Dataset excerpts
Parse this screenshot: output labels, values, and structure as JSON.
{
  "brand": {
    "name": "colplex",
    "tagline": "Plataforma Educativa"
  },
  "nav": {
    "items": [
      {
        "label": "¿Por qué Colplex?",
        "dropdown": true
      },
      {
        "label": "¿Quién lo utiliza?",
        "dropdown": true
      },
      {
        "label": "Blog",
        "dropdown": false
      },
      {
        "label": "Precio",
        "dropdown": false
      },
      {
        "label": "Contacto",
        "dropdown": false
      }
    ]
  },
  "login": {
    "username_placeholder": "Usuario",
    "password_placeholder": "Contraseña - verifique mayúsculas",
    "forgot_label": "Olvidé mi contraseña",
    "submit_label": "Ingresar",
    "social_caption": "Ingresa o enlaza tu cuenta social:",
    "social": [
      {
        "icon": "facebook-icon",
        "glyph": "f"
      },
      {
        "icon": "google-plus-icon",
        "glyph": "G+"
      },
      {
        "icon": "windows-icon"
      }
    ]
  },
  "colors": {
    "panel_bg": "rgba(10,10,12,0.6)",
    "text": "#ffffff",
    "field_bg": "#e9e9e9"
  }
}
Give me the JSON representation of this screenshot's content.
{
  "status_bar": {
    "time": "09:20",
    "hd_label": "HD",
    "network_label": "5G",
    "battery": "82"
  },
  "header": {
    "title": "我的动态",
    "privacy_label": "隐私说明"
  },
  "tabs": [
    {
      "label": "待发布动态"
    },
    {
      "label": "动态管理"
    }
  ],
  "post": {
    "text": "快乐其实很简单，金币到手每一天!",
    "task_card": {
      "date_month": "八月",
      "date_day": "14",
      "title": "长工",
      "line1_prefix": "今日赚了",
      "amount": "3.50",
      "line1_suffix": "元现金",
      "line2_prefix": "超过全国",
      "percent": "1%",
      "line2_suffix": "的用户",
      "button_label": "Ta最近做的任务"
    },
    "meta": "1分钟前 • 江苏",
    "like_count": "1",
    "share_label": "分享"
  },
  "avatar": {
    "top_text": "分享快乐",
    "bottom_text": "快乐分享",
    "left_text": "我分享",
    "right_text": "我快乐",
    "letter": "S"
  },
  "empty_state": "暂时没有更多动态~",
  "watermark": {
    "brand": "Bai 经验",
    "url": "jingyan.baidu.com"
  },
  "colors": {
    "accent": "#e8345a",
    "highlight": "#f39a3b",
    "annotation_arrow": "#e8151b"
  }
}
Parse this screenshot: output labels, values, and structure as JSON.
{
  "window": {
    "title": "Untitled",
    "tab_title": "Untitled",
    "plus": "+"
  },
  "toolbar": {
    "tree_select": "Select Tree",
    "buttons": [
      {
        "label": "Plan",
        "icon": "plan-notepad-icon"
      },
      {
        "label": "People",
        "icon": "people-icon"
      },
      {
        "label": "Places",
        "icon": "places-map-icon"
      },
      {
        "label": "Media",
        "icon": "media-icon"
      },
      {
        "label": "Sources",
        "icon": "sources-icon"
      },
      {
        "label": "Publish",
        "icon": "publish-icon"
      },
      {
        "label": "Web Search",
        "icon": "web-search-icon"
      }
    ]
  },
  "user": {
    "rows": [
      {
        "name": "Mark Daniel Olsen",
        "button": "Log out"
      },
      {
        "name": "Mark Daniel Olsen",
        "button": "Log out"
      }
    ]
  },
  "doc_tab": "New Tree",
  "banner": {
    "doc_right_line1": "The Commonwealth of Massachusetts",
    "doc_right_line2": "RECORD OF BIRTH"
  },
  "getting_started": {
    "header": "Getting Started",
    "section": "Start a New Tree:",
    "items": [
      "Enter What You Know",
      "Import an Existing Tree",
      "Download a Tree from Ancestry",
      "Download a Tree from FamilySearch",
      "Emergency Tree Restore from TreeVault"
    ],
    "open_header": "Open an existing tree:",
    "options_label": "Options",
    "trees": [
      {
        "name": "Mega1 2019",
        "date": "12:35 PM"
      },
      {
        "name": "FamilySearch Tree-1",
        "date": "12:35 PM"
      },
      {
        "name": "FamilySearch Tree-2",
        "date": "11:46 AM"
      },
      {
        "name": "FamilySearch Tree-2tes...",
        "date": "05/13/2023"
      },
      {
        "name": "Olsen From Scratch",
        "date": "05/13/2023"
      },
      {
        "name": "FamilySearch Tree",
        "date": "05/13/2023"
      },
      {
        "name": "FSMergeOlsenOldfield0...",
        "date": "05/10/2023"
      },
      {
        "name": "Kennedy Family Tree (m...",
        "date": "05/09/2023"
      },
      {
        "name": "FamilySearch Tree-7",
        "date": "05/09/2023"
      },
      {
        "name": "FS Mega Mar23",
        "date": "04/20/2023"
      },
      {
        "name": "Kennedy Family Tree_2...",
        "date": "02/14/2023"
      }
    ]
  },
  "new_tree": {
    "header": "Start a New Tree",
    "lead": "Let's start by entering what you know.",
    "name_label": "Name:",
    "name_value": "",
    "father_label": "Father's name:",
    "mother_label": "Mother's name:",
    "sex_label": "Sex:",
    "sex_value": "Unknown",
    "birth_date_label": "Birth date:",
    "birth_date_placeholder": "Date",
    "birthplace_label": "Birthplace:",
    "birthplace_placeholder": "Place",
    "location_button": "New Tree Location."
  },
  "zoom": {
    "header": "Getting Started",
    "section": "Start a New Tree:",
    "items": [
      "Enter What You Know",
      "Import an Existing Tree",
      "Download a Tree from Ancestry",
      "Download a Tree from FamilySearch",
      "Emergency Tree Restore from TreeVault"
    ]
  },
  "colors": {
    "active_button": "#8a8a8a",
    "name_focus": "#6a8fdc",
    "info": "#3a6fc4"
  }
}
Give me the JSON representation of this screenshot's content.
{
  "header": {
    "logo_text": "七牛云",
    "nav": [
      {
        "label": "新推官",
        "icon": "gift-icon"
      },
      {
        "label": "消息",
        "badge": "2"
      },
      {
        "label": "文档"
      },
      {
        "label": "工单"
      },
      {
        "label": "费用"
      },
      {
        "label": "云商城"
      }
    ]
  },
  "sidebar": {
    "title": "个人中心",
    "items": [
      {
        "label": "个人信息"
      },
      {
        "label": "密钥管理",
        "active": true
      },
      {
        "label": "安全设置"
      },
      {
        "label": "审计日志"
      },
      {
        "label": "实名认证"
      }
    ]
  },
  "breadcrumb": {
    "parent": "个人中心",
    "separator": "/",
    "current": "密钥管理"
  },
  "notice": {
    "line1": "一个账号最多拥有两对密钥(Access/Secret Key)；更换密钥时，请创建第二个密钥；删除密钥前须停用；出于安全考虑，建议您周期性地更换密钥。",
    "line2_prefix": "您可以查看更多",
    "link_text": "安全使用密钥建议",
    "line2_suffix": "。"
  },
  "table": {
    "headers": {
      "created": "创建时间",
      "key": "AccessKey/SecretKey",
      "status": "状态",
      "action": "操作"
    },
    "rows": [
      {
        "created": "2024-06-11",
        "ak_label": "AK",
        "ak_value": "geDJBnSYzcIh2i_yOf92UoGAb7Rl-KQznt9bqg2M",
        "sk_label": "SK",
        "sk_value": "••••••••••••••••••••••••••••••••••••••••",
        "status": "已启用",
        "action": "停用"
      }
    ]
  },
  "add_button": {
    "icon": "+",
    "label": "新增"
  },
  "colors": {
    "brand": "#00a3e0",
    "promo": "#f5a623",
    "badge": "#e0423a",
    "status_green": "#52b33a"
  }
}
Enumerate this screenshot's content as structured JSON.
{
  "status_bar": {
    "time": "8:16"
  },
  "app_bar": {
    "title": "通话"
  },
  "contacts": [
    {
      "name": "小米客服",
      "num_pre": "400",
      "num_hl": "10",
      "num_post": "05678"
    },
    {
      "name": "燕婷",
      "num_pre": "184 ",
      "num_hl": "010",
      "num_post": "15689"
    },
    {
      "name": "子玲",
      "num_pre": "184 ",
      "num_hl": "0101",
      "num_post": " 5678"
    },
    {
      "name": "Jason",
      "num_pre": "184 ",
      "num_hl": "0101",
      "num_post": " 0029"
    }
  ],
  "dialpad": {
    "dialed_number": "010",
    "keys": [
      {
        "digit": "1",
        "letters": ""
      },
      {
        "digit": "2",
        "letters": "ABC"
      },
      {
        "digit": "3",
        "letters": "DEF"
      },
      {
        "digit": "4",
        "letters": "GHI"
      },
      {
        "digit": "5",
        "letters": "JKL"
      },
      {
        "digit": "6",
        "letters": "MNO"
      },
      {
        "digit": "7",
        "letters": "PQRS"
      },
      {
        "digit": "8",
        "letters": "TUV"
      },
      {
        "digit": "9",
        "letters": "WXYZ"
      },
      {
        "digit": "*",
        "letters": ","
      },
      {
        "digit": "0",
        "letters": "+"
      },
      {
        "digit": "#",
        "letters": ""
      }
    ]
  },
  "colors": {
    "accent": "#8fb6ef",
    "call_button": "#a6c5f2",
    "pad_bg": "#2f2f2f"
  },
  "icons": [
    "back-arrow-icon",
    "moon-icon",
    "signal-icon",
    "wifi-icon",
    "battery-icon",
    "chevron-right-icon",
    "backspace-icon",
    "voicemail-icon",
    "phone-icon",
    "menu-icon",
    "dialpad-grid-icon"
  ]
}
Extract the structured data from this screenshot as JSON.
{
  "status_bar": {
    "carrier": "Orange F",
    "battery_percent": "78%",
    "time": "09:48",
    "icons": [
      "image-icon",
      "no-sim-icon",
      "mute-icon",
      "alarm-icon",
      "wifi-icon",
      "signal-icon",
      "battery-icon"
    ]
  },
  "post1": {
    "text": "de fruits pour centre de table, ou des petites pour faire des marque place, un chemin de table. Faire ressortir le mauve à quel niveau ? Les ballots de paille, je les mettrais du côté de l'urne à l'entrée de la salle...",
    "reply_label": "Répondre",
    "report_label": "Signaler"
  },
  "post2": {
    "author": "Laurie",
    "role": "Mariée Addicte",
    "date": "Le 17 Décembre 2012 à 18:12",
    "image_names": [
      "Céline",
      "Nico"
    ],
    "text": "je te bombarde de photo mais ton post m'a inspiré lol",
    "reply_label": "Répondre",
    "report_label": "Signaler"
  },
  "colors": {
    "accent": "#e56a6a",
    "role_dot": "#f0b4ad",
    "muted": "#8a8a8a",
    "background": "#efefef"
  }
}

**SET TASK**
Repeat exactly the lines from the line containing "Extract the structured" through the end of the listing above; both boundary lines are part of the output.

**EXERCISE RESPONSE**
Extract the structured data from this screenshot as JSON.
{
  "status_bar": {
    "carrier": "Orange F",
    "battery_percent": "78%",
    "time": "09:48",
    "icons": [
      "image-icon",
      "no-sim-icon",
      "mute-icon",
      "alarm-icon",
      "wifi-icon",
      "signal-icon",
      "battery-icon"
    ]
  },
  "post1": {
    "text": "de fruits pour centre de table, ou des petites pour faire des marque place, un chemin de table. Faire ressortir le mauve à quel niveau ? Les ballots de paille, je les mettrais du côté de l'urne à l'entrée de la salle...",
    "reply_label": "Répondre",
    "report_label": "Signaler"
  },
  "post2": {
    "author": "Laurie",
    "role": "Mariée Addicte",
    "date": "Le 17 Décembre 2012 à 18:12",
    "image_names": [
      "Céline",
      "Nico"
    ],
    "text": "je te bombarde de photo mais ton post m'a inspiré lol",
    "reply_label": "Répondre",
    "report_label": "Signaler"
  },
  "colors": {
    "accent": "#e56a6a",
    "role_dot": "#f0b4ad",
    "muted": "#8a8a8a",
    "background": "#efefef"
  }
}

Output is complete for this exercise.